== Records to use
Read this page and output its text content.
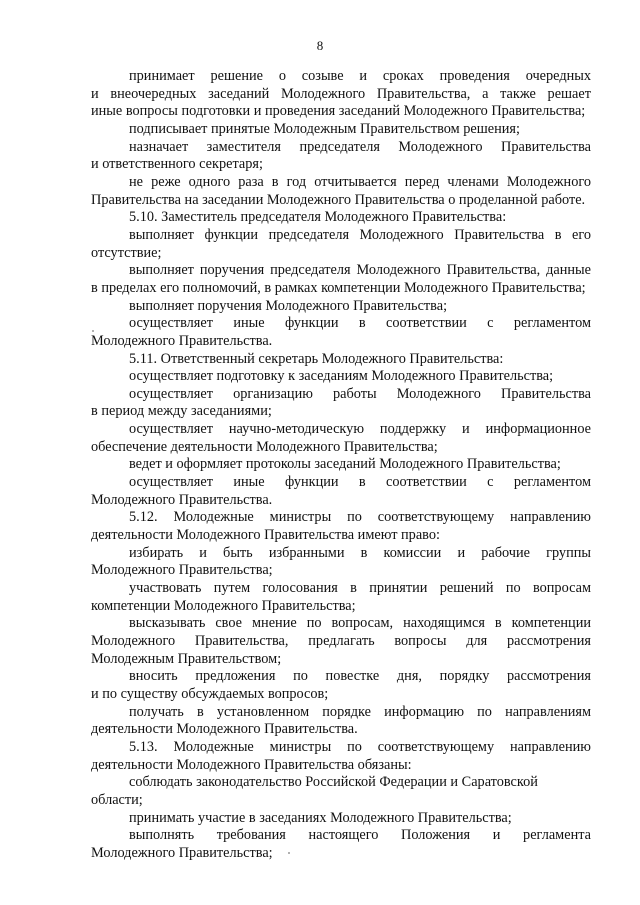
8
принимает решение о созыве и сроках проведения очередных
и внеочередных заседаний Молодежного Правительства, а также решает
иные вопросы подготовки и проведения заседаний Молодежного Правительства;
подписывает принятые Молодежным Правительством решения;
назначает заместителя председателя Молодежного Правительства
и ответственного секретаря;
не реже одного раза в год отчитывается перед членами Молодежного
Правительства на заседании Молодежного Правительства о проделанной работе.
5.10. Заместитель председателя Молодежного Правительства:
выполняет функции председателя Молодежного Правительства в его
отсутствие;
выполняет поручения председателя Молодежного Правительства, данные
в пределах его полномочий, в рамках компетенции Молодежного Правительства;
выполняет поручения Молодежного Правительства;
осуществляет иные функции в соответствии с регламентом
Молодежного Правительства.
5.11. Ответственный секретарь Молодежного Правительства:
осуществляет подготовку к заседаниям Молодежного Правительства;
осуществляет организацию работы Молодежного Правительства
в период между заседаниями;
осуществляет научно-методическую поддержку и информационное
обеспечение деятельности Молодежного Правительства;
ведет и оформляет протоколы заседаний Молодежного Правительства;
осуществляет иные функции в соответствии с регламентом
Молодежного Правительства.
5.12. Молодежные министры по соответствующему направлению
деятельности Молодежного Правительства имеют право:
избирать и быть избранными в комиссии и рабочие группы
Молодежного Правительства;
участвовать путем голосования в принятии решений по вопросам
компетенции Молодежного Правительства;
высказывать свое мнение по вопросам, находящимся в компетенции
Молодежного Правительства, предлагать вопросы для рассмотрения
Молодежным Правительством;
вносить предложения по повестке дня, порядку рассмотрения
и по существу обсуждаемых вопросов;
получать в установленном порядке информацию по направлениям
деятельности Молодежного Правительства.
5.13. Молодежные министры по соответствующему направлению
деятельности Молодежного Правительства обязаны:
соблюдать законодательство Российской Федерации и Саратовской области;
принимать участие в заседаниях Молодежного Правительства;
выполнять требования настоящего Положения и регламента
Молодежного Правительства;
====
• _Exercise requirements_
Write the lines above out again exactly, without any of their pictures.

• _Exercise answer_
Read this page and output its text content.
8
принимает решение о созыве и сроках проведения очередных
и внеочередных заседаний Молодежного Правительства, а также решает
иные вопросы подготовки и проведения заседаний Молодежного Правительства;
подписывает принятые Молодежным Правительством решения;
назначает заместителя председателя Молодежного Правительства
и ответственного секретаря;
не реже одного раза в год отчитывается перед членами Молодежного
Правительства на заседании Молодежного Правительства о проделанной работе.
5.10. Заместитель председателя Молодежного Правительства:
выполняет функции председателя Молодежного Правительства в его
отсутствие;
выполняет поручения председателя Молодежного Правительства, данные
в пределах его полномочий, в рамках компетенции Молодежного Правительства;
выполняет поручения Молодежного Правительства;
осуществляет иные функции в соответствии с регламентом
Молодежного Правительства.
5.11. Ответственный секретарь Молодежного Правительства:
осуществляет подготовку к заседаниям Молодежного Правительства;
осуществляет организацию работы Молодежного Правительства
в период между заседаниями;
осуществляет научно-методическую поддержку и информационное
обеспечение деятельности Молодежного Правительства;
ведет и оформляет протоколы заседаний Молодежного Правительства;
осуществляет иные функции в соответствии с регламентом
Молодежного Правительства.
5.12. Молодежные министры по соответствующему направлению
деятельности Молодежного Правительства имеют право:
избирать и быть избранными в комиссии и рабочие группы
Молодежного Правительства;
участвовать путем голосования в принятии решений по вопросам
компетенции Молодежного Правительства;
высказывать свое мнение по вопросам, находящимся в компетенции
Молодежного Правительства, предлагать вопросы для рассмотрения
Молодежным Правительством;
вносить предложения по повестке дня, порядку рассмотрения
и по существу обсуждаемых вопросов;
получать в установленном порядке информацию по направлениям
деятельности Молодежного Правительства.
5.13. Молодежные министры по соответствующему направлению
деятельности Молодежного Правительства обязаны:
соблюдать законодательство Российской Федерации и Саратовской области;
принимать участие в заседаниях Молодежного Правительства;
выполнять требования настоящего Положения и регламента
Молодежного Правительства;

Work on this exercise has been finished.